Box annotation data:
-- Start --

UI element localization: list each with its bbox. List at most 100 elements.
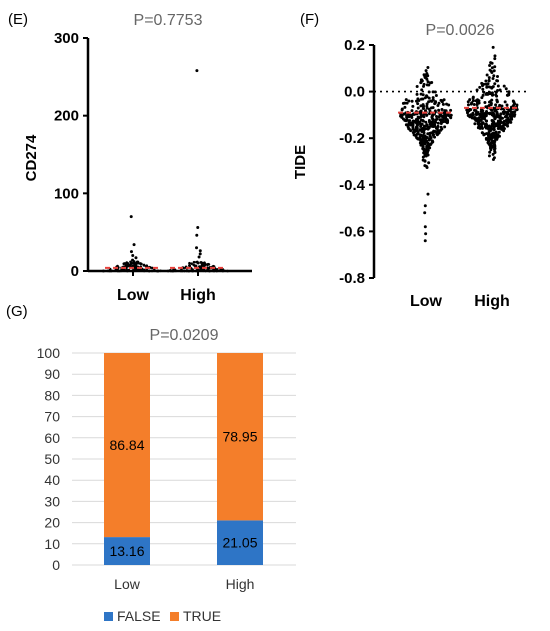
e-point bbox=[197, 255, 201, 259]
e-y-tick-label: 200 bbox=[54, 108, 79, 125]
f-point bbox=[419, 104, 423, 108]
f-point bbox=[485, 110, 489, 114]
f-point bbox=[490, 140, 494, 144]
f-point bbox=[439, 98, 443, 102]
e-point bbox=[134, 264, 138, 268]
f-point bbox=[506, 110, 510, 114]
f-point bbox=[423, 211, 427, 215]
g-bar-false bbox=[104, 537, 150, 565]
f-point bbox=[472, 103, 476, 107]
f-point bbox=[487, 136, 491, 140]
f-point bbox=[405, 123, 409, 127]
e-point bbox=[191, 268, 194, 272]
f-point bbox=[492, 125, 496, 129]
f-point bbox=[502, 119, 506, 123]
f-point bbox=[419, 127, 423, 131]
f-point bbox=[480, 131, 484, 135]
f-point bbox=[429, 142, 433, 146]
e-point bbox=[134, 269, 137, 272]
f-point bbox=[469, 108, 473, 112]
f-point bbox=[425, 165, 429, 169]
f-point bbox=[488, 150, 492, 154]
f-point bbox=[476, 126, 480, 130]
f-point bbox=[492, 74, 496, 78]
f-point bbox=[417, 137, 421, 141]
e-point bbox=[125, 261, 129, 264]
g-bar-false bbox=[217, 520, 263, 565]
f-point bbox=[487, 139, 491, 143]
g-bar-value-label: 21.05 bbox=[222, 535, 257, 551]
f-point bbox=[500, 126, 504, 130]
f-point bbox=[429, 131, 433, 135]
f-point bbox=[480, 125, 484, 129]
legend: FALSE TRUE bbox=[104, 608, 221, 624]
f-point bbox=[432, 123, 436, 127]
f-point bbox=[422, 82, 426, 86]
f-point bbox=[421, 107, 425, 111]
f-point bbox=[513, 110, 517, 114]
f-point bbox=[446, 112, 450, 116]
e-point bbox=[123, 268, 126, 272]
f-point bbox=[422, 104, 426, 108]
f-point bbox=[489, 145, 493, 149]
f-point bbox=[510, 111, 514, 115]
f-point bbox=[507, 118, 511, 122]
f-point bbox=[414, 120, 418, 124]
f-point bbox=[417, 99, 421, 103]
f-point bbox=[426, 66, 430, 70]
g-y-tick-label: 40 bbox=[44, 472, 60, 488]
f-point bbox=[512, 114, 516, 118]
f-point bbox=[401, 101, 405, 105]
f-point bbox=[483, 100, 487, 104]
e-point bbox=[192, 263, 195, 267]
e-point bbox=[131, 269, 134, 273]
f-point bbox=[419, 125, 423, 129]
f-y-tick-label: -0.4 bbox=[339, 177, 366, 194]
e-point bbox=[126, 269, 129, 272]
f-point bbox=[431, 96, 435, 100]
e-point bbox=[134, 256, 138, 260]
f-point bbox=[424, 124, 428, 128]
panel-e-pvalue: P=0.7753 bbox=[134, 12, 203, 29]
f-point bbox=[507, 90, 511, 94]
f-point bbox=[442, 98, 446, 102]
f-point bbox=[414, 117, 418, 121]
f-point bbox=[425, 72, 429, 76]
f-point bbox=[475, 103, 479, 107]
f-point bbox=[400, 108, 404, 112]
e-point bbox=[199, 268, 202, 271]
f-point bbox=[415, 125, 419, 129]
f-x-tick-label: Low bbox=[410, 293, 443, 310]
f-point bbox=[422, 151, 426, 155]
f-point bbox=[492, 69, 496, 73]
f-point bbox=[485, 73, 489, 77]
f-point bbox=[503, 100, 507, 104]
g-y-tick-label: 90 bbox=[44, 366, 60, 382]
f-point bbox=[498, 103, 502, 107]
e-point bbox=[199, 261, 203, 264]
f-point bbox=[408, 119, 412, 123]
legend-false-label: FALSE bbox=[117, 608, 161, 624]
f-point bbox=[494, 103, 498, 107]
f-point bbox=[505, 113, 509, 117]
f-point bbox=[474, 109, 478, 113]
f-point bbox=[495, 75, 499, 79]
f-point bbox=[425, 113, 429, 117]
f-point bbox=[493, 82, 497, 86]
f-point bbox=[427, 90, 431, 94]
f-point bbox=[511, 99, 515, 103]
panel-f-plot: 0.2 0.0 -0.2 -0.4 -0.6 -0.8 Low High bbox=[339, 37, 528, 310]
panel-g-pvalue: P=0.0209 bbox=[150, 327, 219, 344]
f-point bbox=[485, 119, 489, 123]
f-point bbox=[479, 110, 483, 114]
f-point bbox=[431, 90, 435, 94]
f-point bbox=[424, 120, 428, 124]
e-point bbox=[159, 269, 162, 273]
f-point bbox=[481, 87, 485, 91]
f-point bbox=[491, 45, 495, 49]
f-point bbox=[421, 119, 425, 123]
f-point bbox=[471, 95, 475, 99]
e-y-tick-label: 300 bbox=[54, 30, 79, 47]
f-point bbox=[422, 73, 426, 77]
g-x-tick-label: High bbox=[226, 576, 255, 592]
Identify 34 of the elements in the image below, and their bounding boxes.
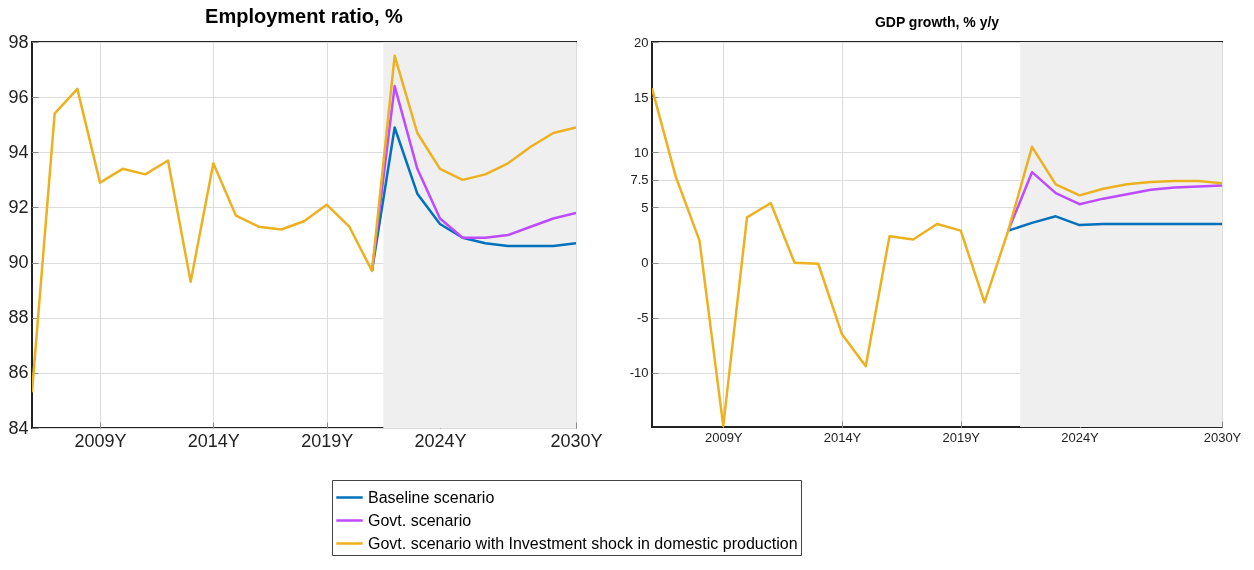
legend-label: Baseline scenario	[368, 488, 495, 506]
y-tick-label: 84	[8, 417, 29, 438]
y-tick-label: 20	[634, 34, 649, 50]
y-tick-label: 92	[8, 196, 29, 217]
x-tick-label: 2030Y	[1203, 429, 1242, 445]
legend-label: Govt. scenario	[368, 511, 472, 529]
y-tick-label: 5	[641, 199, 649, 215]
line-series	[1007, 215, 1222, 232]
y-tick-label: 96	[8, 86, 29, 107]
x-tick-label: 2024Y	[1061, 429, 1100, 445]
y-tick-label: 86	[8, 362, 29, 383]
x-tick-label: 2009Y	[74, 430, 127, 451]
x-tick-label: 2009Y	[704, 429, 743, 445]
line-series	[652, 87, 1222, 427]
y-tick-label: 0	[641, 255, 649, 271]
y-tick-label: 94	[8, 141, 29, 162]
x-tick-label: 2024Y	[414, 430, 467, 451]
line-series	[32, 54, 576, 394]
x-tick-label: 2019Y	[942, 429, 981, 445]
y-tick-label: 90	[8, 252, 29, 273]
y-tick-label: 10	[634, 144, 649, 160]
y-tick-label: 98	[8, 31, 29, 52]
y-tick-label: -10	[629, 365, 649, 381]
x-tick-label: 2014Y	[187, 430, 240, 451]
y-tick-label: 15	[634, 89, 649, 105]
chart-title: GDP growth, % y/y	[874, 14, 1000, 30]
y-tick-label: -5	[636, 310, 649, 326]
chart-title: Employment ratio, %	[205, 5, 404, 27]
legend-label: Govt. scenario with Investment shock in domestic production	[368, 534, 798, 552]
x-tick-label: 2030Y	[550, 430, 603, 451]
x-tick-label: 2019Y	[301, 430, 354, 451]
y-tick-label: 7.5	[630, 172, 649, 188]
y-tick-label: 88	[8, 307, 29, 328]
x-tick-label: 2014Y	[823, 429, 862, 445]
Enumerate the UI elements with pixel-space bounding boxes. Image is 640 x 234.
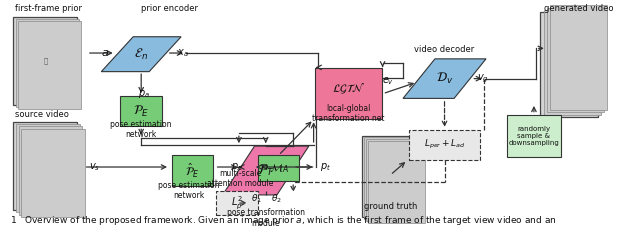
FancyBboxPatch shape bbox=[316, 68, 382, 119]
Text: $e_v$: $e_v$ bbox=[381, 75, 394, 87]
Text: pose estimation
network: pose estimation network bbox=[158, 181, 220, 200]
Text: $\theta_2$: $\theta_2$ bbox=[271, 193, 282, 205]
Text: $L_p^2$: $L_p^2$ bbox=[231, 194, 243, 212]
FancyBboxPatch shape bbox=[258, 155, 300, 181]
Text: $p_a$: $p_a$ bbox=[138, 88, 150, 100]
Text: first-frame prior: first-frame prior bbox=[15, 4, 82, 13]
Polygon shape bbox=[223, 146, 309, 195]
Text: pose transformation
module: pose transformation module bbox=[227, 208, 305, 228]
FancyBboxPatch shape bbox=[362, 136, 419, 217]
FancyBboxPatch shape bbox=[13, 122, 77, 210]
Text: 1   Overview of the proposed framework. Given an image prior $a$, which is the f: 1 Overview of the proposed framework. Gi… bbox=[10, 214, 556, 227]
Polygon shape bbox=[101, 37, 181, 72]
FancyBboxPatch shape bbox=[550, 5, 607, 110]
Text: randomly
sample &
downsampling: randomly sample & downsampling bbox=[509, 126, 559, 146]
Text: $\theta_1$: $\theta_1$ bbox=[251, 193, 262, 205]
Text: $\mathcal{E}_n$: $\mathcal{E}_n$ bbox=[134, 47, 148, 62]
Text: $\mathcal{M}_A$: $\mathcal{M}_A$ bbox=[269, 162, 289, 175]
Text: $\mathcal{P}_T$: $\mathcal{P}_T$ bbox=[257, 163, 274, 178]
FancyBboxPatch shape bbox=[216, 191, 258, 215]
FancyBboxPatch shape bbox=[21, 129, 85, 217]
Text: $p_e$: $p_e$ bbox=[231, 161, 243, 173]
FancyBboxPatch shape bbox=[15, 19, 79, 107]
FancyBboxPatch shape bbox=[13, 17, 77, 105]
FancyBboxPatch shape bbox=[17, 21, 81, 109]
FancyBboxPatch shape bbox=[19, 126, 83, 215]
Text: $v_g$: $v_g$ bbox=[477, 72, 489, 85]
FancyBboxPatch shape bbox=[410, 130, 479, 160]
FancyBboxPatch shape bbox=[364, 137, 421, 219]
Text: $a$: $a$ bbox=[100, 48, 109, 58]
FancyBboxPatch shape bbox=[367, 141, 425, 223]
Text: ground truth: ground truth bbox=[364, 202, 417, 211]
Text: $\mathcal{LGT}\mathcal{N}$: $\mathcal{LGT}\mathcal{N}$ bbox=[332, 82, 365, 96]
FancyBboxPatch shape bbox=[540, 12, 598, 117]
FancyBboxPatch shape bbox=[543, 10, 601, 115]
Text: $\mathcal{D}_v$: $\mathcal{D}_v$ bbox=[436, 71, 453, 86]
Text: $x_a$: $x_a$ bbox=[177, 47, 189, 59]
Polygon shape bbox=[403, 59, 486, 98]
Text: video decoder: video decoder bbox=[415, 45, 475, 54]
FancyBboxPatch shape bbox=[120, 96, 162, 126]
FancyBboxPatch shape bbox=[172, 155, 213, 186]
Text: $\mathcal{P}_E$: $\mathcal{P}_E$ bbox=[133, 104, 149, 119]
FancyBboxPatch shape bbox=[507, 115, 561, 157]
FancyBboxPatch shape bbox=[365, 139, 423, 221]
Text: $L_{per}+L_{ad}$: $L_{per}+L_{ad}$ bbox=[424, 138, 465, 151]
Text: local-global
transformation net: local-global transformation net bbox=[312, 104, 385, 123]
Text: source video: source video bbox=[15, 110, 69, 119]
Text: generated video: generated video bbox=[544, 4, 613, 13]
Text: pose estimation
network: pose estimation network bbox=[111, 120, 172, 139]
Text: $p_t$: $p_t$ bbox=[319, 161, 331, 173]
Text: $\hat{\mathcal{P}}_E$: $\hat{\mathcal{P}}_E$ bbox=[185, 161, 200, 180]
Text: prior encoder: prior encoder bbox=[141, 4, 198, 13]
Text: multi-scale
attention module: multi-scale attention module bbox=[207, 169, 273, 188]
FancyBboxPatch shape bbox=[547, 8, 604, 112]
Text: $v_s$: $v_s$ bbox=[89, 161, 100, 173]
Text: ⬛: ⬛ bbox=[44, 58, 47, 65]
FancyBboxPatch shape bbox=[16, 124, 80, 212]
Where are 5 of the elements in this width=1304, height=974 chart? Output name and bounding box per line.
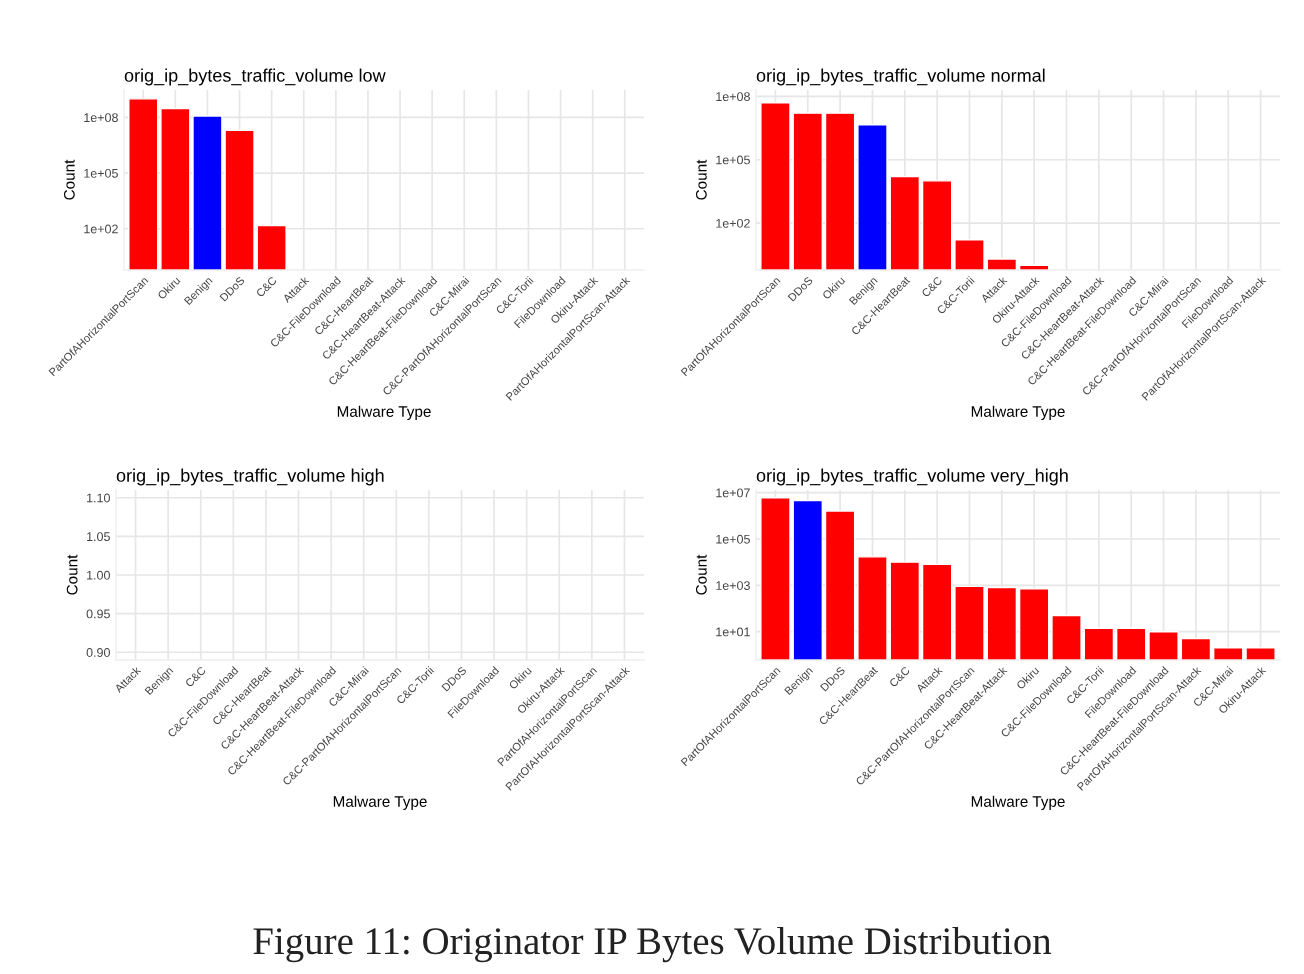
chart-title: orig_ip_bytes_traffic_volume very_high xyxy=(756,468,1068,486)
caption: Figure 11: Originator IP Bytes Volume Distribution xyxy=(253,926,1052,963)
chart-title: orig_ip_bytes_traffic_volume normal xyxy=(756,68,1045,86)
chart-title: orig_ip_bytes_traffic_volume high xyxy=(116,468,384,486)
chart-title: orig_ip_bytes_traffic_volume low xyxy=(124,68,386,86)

-- End --

**BRIEF**
Rewrite the rows that begin at the line containing "488, 495, 506]" and end after the line containing "Enumerate the UI". Replace "x-tick-label" with "x-axis-label" and change nothing else.

**CORRECT RESULT**
legend-label: Baseline scenario	[368, 488, 495, 506]
y-tick-label: 84	[8, 417, 29, 438]
y-tick-label: 20	[634, 34, 649, 50]
y-tick-label: 92	[8, 196, 29, 217]
x-axis-label: 2030Y	[1203, 429, 1242, 445]
legend-label: Govt. scenario	[368, 511, 472, 529]
y-tick-label: 5	[641, 199, 649, 215]
line-series	[1007, 215, 1222, 232]
y-tick-label: 96	[8, 86, 29, 107]
x-axis-label: 2024Y	[1061, 429, 1100, 445]
y-tick-label: 86	[8, 362, 29, 383]
x-axis-label: 2009Y	[74, 430, 127, 451]
x-axis-label: 2009Y	[704, 429, 743, 445]
line-series	[652, 87, 1222, 427]
y-tick-label: 0	[641, 255, 649, 271]
y-tick-label: 94	[8, 141, 29, 162]
x-axis-label: 2024Y	[414, 430, 467, 451]
line-series	[32, 54, 576, 394]
x-axis-label: 2019Y	[942, 429, 981, 445]
y-tick-label: 90	[8, 252, 29, 273]
y-tick-label: 10	[634, 144, 649, 160]
y-tick-label: 98	[8, 31, 29, 52]
y-tick-label: -10	[629, 365, 649, 381]
x-axis-label: 2014Y	[187, 430, 240, 451]
y-tick-label: 15	[634, 89, 649, 105]
chart-title: GDP growth, % y/y	[874, 14, 1000, 30]
y-tick-label: -5	[636, 310, 649, 326]
chart-title: Employment ratio, %	[205, 5, 404, 27]
legend-label: Govt. scenario with Investment shock in domestic production	[368, 534, 798, 552]
x-axis-label: 2030Y	[550, 430, 603, 451]
x-axis-label: 2019Y	[301, 430, 354, 451]
y-tick-label: 7.5	[630, 172, 649, 188]
y-tick-label: 88	[8, 307, 29, 328]
x-axis-label: 2014Y	[823, 429, 862, 445]
Enumerate the UI elements with pixel-space bounding boxes. Image is 640 x 234.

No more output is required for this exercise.